### [Stored data]
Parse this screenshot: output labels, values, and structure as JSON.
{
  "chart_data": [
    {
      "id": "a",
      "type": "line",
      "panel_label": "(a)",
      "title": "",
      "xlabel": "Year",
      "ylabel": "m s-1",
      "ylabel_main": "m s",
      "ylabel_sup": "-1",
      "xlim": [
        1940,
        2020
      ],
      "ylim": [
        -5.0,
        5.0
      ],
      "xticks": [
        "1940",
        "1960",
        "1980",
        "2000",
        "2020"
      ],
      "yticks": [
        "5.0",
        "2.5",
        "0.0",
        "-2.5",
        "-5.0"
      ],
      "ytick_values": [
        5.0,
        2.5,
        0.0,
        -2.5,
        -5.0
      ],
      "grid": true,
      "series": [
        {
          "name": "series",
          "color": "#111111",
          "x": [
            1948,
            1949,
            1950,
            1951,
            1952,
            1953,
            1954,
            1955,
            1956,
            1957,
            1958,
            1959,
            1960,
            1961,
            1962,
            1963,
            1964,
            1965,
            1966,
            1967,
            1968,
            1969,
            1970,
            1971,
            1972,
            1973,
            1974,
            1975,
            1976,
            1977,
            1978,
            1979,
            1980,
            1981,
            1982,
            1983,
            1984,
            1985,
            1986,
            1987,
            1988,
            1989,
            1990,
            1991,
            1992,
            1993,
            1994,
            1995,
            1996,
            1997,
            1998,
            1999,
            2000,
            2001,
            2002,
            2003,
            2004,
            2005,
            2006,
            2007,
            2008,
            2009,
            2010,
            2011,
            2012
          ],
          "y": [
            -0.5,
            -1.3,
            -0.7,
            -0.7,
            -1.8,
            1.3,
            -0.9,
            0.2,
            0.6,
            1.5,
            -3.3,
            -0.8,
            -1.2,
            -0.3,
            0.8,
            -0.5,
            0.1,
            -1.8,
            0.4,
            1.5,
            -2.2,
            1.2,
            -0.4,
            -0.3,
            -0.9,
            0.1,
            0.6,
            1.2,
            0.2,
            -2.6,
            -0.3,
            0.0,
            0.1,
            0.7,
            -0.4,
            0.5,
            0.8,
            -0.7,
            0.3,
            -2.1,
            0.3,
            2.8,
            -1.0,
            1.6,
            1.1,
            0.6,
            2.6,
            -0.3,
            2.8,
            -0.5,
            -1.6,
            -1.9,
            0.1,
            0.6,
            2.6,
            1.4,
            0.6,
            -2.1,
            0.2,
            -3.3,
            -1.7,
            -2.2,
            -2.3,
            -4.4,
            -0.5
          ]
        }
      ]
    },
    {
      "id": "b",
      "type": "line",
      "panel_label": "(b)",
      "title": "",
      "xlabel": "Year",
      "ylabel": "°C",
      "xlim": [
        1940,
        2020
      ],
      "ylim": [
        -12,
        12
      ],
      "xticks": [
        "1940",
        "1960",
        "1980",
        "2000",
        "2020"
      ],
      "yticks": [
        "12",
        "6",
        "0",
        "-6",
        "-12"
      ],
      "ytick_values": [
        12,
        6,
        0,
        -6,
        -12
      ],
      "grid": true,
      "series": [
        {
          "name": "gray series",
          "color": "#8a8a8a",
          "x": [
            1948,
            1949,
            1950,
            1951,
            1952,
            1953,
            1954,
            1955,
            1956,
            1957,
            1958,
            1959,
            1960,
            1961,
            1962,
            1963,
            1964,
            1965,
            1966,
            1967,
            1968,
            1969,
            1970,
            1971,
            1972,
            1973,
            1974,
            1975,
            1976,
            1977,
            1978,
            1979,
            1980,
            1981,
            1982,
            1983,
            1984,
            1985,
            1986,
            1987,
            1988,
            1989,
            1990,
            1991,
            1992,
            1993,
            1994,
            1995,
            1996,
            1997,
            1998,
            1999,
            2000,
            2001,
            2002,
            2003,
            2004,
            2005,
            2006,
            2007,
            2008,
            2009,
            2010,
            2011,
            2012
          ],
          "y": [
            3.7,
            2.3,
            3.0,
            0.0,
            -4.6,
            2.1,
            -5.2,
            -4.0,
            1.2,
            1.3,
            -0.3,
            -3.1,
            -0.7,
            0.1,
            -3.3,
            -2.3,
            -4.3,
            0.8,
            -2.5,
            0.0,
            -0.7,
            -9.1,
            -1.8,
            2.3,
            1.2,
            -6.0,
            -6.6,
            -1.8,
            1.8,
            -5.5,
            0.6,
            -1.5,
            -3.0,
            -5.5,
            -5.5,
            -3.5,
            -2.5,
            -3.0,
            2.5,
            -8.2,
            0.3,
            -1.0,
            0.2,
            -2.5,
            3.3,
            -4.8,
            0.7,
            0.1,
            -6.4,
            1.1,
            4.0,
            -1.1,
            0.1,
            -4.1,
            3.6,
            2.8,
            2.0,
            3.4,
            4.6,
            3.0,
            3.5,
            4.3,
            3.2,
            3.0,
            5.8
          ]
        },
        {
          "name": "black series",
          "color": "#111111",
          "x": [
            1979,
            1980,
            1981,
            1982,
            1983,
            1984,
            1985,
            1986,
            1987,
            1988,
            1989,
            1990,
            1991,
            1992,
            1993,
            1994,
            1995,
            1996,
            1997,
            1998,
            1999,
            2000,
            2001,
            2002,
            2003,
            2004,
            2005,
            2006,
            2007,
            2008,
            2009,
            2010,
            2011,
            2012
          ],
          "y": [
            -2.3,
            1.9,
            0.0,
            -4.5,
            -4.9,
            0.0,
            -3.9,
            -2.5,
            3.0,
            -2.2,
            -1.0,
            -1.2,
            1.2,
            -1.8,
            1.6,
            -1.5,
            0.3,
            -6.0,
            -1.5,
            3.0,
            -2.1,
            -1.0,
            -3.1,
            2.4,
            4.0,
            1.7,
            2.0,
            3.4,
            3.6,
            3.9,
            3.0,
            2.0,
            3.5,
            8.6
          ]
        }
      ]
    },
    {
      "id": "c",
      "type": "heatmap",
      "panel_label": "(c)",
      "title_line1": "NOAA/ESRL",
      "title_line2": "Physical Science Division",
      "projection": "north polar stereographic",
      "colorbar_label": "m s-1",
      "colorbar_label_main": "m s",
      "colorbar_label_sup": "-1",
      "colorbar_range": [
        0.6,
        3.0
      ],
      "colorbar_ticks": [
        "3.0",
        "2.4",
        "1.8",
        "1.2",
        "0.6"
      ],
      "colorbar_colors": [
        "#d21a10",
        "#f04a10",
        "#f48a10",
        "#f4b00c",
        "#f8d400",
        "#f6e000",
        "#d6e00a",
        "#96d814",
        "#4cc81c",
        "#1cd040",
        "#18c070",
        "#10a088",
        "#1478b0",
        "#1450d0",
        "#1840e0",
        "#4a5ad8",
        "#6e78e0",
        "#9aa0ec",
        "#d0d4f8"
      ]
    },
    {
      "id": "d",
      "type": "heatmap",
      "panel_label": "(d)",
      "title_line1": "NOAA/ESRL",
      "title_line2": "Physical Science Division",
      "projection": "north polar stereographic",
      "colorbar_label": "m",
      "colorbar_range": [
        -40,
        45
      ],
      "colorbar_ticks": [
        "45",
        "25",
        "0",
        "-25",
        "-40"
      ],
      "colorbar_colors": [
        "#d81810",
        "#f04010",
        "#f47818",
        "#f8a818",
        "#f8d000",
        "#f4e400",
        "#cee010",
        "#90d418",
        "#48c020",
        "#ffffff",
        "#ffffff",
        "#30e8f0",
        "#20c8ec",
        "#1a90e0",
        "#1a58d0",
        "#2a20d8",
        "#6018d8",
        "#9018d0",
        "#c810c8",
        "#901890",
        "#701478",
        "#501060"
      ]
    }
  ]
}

### [Task directions]
Above are the records; retype every one exactly.

### [Expected answer]
Parse this screenshot: output labels, values, and structure as JSON.
{
  "chart_data": [
    {
      "id": "a",
      "type": "line",
      "panel_label": "(a)",
      "title": "",
      "xlabel": "Year",
      "ylabel": "m s-1",
      "ylabel_main": "m s",
      "ylabel_sup": "-1",
      "xlim": [
        1940,
        2020
      ],
      "ylim": [
        -5.0,
        5.0
      ],
      "xticks": [
        "1940",
        "1960",
        "1980",
        "2000",
        "2020"
      ],
      "yticks": [
        "5.0",
        "2.5",
        "0.0",
        "-2.5",
        "-5.0"
      ],
      "ytick_values": [
        5.0,
        2.5,
        0.0,
        -2.5,
        -5.0
      ],
      "grid": true,
      "series": [
        {
          "name": "series",
          "color": "#111111",
          "x": [
            1948,
            1949,
            1950,
            1951,
            1952,
            1953,
            1954,
            1955,
            1956,
            1957,
            1958,
            1959,
            1960,
            1961,
            1962,
            1963,
            1964,
            1965,
            1966,
            1967,
            1968,
            1969,
            1970,
            1971,
            1972,
            1973,
            1974,
            1975,
            1976,
            1977,
            1978,
            1979,
            1980,
            1981,
            1982,
            1983,
            1984,
            1985,
            1986,
            1987,
            1988,
            1989,
            1990,
            1991,
            1992,
            1993,
            1994,
            1995,
            1996,
            1997,
            1998,
            1999,
            2000,
            2001,
            2002,
            2003,
            2004,
            2005,
            2006,
            2007,
            2008,
            2009,
            2010,
            2011,
            2012
          ],
          "y": [
            -0.5,
            -1.3,
            -0.7,
            -0.7,
            -1.8,
            1.3,
            -0.9,
            0.2,
            0.6,
            1.5,
            -3.3,
            -0.8,
            -1.2,
            -0.3,
            0.8,
            -0.5,
            0.1,
            -1.8,
            0.4,
            1.5,
            -2.2,
            1.2,
            -0.4,
            -0.3,
            -0.9,
            0.1,
            0.6,
            1.2,
            0.2,
            -2.6,
            -0.3,
            0.0,
            0.1,
            0.7,
            -0.4,
            0.5,
            0.8,
            -0.7,
            0.3,
            -2.1,
            0.3,
            2.8,
            -1.0,
            1.6,
            1.1,
            0.6,
            2.6,
            -0.3,
            2.8,
            -0.5,
            -1.6,
            -1.9,
            0.1,
            0.6,
            2.6,
            1.4,
            0.6,
            -2.1,
            0.2,
            -3.3,
            -1.7,
            -2.2,
            -2.3,
            -4.4,
            -0.5
          ]
        }
      ]
    },
    {
      "id": "b",
      "type": "line",
      "panel_label": "(b)",
      "title": "",
      "xlabel": "Year",
      "ylabel": "°C",
      "xlim": [
        1940,
        2020
      ],
      "ylim": [
        -12,
        12
      ],
      "xticks": [
        "1940",
        "1960",
        "1980",
        "2000",
        "2020"
      ],
      "yticks": [
        "12",
        "6",
        "0",
        "-6",
        "-12"
      ],
      "ytick_values": [
        12,
        6,
        0,
        -6,
        -12
      ],
      "grid": true,
      "series": [
        {
          "name": "gray series",
          "color": "#8a8a8a",
          "x": [
            1948,
            1949,
            1950,
            1951,
            1952,
            1953,
            1954,
            1955,
            1956,
            1957,
            1958,
            1959,
            1960,
            1961,
            1962,
            1963,
            1964,
            1965,
            1966,
            1967,
            1968,
            1969,
            1970,
            1971,
            1972,
            1973,
            1974,
            1975,
            1976,
            1977,
            1978,
            1979,
            1980,
            1981,
            1982,
            1983,
            1984,
            1985,
            1986,
            1987,
            1988,
            1989,
            1990,
            1991,
            1992,
            1993,
            1994,
            1995,
            1996,
            1997,
            1998,
            1999,
            2000,
            2001,
            2002,
            2003,
            2004,
            2005,
            2006,
            2007,
            2008,
            2009,
            2010,
            2011,
            2012
          ],
          "y": [
            3.7,
            2.3,
            3.0,
            0.0,
            -4.6,
            2.1,
            -5.2,
            -4.0,
            1.2,
            1.3,
            -0.3,
            -3.1,
            -0.7,
            0.1,
            -3.3,
            -2.3,
            -4.3,
            0.8,
            -2.5,
            0.0,
            -0.7,
            -9.1,
            -1.8,
            2.3,
            1.2,
            -6.0,
            -6.6,
            -1.8,
            1.8,
            -5.5,
            0.6,
            -1.5,
            -3.0,
            -5.5,
            -5.5,
            -3.5,
            -2.5,
            -3.0,
            2.5,
            -8.2,
            0.3,
            -1.0,
            0.2,
            -2.5,
            3.3,
            -4.8,
            0.7,
            0.1,
            -6.4,
            1.1,
            4.0,
            -1.1,
            0.1,
            -4.1,
            3.6,
            2.8,
            2.0,
            3.4,
            4.6,
            3.0,
            3.5,
            4.3,
            3.2,
            3.0,
            5.8
          ]
        },
        {
          "name": "black series",
          "color": "#111111",
          "x": [
            1979,
            1980,
            1981,
            1982,
            1983,
            1984,
            1985,
            1986,
            1987,
            1988,
            1989,
            1990,
            1991,
            1992,
            1993,
            1994,
            1995,
            1996,
            1997,
            1998,
            1999,
            2000,
            2001,
            2002,
            2003,
            2004,
            2005,
            2006,
            2007,
            2008,
            2009,
            2010,
            2011,
            2012
          ],
          "y": [
            -2.3,
            1.9,
            0.0,
            -4.5,
            -4.9,
            0.0,
            -3.9,
            -2.5,
            3.0,
            -2.2,
            -1.0,
            -1.2,
            1.2,
            -1.8,
            1.6,
            -1.5,
            0.3,
            -6.0,
            -1.5,
            3.0,
            -2.1,
            -1.0,
            -3.1,
            2.4,
            4.0,
            1.7,
            2.0,
            3.4,
            3.6,
            3.9,
            3.0,
            2.0,
            3.5,
            8.6
          ]
        }
      ]
    },
    {
      "id": "c",
      "type": "heatmap",
      "panel_label": "(c)",
      "title_line1": "NOAA/ESRL",
      "title_line2": "Physical Science Division",
      "projection": "north polar stereographic",
      "colorbar_label": "m s-1",
      "colorbar_label_main": "m s",
      "colorbar_label_sup": "-1",
      "colorbar_range": [
        0.6,
        3.0
      ],
      "colorbar_ticks": [
        "3.0",
        "2.4",
        "1.8",
        "1.2",
        "0.6"
      ],
      "colorbar_colors": [
        "#d21a10",
        "#f04a10",
        "#f48a10",
        "#f4b00c",
        "#f8d400",
        "#f6e000",
        "#d6e00a",
        "#96d814",
        "#4cc81c",
        "#1cd040",
        "#18c070",
        "#10a088",
        "#1478b0",
        "#1450d0",
        "#1840e0",
        "#4a5ad8",
        "#6e78e0",
        "#9aa0ec",
        "#d0d4f8"
      ]
    },
    {
      "id": "d",
      "type": "heatmap",
      "panel_label": "(d)",
      "title_line1": "NOAA/ESRL",
      "title_line2": "Physical Science Division",
      "projection": "north polar stereographic",
      "colorbar_label": "m",
      "colorbar_range": [
        -40,
        45
      ],
      "colorbar_ticks": [
        "45",
        "25",
        "0",
        "-25",
        "-40"
      ],
      "colorbar_colors": [
        "#d81810",
        "#f04010",
        "#f47818",
        "#f8a818",
        "#f8d000",
        "#f4e400",
        "#cee010",
        "#90d418",
        "#48c020",
        "#ffffff",
        "#ffffff",
        "#30e8f0",
        "#20c8ec",
        "#1a90e0",
        "#1a58d0",
        "#2a20d8",
        "#6018d8",
        "#9018d0",
        "#c810c8",
        "#901890",
        "#701478",
        "#501060"
      ]
    }
  ]
}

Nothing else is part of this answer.